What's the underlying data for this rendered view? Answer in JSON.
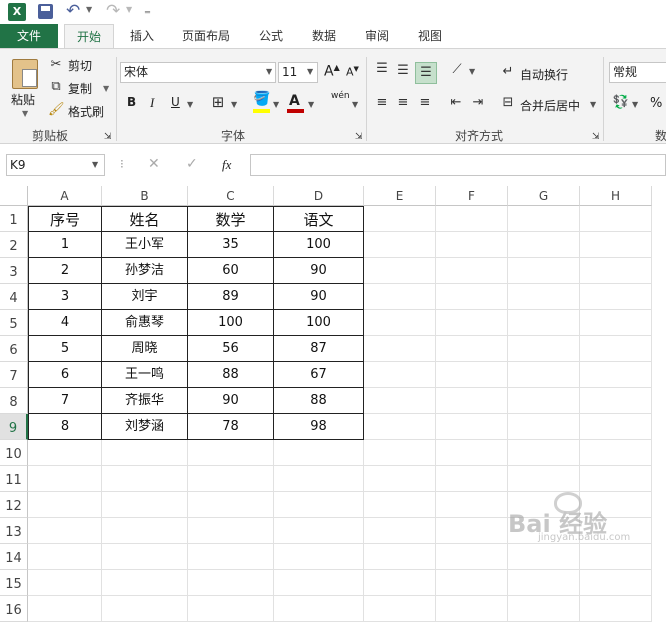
{
  "app": {
    "icon": "excel-icon"
  },
  "qat": {
    "save": "save-icon",
    "undo": "undo-icon",
    "redo": "redo-icon",
    "customize": "chevron-down-icon"
  },
  "tabs": [
    "文件",
    "开始",
    "插入",
    "页面布局",
    "公式",
    "数据",
    "审阅",
    "视图"
  ],
  "clipboard": {
    "paste": "粘贴",
    "cut": "剪切",
    "copy": "复制",
    "format_painter": "格式刷",
    "label": "剪贴板"
  },
  "font": {
    "name": "宋体",
    "size": "11",
    "bold": "B",
    "italic": "I",
    "underline": "U",
    "grow": "A",
    "shrink": "A",
    "phonetic": "wén",
    "label": "字体",
    "highlight_color": "#ffff00",
    "font_color": "#c00000"
  },
  "alignment": {
    "wrap": "自动换行",
    "merge": "合并后居中",
    "label": "对齐方式"
  },
  "number": {
    "format": "常规",
    "percent": "%",
    "label": "数"
  },
  "formula_bar": {
    "name_box": "K9",
    "fx": "fx"
  },
  "columns": [
    "A",
    "B",
    "C",
    "D",
    "E",
    "F",
    "G",
    "H"
  ],
  "rows": [
    "1",
    "2",
    "3",
    "4",
    "5",
    "6",
    "7",
    "8",
    "9",
    "10",
    "11",
    "12",
    "13",
    "14",
    "15",
    "16"
  ],
  "selected_row": "9",
  "table": {
    "headers": [
      "序号",
      "姓名",
      "数学",
      "语文"
    ],
    "rows": [
      [
        "1",
        "王小军",
        "35",
        "100"
      ],
      [
        "2",
        "孙梦洁",
        "60",
        "90"
      ],
      [
        "3",
        "刘宇",
        "89",
        "90"
      ],
      [
        "4",
        "俞惠琴",
        "100",
        "100"
      ],
      [
        "5",
        "周晓",
        "56",
        "87"
      ],
      [
        "6",
        "王一鸣",
        "88",
        "67"
      ],
      [
        "7",
        "齐振华",
        "90",
        "88"
      ],
      [
        "8",
        "刘梦涵",
        "78",
        "98"
      ]
    ]
  },
  "watermark": {
    "text": "Bai 经验",
    "sub": "jingyan.baidu.com"
  }
}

────────────────────

> _Prompt_:
Copy and report every line where the word "label" is present.

> _Answer below_:
    "label": "剪贴板"
    "label": "字体",
    "label": "对齐方式"
    "label": "数"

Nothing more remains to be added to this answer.